Text segment -
==========

Whingers of the week: Qantas
This week, we stalk the Qantas facebook page to scope out social media’s worst travel complaints…
FlymeFunky response: If you haven’t heard, apparently the contrails from Qantas jets are poisoning us in an epic plot to destroy the masses. If the conspiracy theorists are to be believed, there is “hugely damning evidence” that the airline is spaying us all with chemicals. Lets not bother with employing scientific fact and logic because clearly, this is bona-fide fact. Bee – you’re a nutter…
Flymefunky response: I don’t know about you, but when i’m severely concussed after a smashed head from a routine British Airways blunder, my first thoughts generally do not involve launching facebook to tell Qantas all about it. Who does that? And it can’t be that bad if you can’t still log on and compose a message. Mandy – this may be news to you but Qantas doesn’t step in as your very own personal assistant to contact your travel insurer. What did your last slave die of?
FlymeFunky response: Adam… since when has the difference between Business and Economy been 10%? Um, like never? Whilst we all agree that those clapped out 767 and 734′s floating around on the Qantas network are a hideous ride, you do actually get a choice of aircraft when making a booking. In terms of ‘no difference in service’ – well I think you will find that the service provided on all Qantas flights is fairly consistent irrespective of the aircraft.

==========

Information given -
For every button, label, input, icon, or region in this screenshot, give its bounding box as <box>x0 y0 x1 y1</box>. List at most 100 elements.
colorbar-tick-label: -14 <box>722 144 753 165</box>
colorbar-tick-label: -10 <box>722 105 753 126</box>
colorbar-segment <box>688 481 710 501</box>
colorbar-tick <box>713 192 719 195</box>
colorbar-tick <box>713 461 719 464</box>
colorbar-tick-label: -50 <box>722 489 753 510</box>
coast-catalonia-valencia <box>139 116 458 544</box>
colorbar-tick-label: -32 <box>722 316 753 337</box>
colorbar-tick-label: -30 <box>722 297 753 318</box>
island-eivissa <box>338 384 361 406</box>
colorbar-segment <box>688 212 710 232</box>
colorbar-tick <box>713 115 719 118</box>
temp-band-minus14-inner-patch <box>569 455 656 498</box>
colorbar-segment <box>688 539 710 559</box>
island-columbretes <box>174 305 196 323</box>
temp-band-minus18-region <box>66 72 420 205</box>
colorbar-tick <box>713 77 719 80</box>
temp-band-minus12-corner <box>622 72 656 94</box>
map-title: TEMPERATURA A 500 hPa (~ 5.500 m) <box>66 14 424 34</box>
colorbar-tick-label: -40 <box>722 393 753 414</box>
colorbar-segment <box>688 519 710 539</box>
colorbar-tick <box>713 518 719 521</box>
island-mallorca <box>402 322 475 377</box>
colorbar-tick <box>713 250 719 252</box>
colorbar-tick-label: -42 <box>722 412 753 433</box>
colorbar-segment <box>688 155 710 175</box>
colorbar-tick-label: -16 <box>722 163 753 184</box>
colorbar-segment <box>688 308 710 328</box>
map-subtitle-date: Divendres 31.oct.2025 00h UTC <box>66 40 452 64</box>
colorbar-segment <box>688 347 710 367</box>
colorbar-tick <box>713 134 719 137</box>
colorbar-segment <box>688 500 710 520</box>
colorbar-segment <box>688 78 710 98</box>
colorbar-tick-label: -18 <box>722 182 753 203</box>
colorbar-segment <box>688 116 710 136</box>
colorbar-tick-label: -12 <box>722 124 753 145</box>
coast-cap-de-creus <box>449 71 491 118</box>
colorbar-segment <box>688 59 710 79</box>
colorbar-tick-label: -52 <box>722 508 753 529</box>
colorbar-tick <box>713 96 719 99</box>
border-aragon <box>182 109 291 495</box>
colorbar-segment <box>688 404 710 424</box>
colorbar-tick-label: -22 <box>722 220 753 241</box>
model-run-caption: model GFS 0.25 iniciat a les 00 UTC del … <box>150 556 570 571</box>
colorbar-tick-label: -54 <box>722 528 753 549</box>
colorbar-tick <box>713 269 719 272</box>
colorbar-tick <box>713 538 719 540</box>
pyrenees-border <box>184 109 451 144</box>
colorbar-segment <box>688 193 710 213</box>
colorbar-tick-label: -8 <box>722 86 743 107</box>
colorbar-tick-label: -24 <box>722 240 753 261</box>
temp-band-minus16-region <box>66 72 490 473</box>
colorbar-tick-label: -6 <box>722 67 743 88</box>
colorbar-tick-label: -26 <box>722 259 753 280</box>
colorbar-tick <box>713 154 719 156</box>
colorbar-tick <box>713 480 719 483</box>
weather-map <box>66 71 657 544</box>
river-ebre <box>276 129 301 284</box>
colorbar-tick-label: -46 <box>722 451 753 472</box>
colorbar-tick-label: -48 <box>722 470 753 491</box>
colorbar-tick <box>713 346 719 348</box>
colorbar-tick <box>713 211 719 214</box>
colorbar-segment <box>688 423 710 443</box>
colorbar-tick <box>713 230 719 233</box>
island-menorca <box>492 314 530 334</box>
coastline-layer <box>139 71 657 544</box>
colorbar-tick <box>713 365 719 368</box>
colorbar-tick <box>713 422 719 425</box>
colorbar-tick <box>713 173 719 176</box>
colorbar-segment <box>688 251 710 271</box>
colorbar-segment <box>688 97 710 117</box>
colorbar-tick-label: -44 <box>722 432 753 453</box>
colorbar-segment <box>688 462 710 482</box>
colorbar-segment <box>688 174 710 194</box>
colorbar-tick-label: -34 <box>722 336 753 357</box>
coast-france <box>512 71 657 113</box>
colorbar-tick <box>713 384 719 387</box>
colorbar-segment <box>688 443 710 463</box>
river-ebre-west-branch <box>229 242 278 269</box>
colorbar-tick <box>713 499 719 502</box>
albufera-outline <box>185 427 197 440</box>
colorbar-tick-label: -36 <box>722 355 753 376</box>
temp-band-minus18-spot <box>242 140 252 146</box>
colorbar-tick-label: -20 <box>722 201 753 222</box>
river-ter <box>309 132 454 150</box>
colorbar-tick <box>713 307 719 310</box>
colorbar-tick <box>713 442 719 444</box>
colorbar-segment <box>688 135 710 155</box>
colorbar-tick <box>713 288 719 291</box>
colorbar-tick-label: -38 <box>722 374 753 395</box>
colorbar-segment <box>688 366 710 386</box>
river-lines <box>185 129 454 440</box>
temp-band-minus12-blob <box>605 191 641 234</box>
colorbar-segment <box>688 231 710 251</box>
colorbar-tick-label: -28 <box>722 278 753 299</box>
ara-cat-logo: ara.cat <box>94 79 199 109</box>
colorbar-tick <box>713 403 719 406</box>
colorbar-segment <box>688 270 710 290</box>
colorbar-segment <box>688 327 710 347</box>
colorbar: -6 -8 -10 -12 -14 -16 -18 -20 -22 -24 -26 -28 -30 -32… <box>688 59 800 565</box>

==========

Work to complete -
1. In the Qantas complaints post, which airline does the response blame for Mandy's head injury?
2. Extend the Qantas complaints post, picking up right after its last sentence.

Answers to the problems -
1. British Airways.

2.
FlymeFunky response: OK I’m calling bullshit on this one Bazza – “two international and several short haul” flights a month would certainly get you above the benchmark of Silver over the a 12 month period. Readers – If you had seen our previous Whingers of the Week, you would’ve seen the furore from a mob of entitled silver frequent flyers and the wrath they bestow upon an airline. Hardly seems worth the a bother really – why not scrap silver altogether? And Barry – love your use of the word “forsake” and your reference to a ‘calendar’ month. Pure genuis.
FlymeFunky response: Ever flown into London Heathrow at the crack of dawn Lucy? Obviously not. Because LHR has the worst arrival merry-go-round that makes Brisbane seem like a walk in the park. Further, the delays have absolutely nothing to do with Qantas at all, so it seems odd that you would expect the airline to pick up this slack.
FlymeFunky response: I guess the answer to this question is not how Qantas will guarantee its passengers safety, but how will the onslaught of Aussie bogans look after their own safety in the UAE? After-all, we all know that bonking in a cab in front of a muslim taxi driver won’t go down well. We know that crushing up and snorting your codeine in front of UAE immigration staff will end poorly. How is this an issue for Qantas?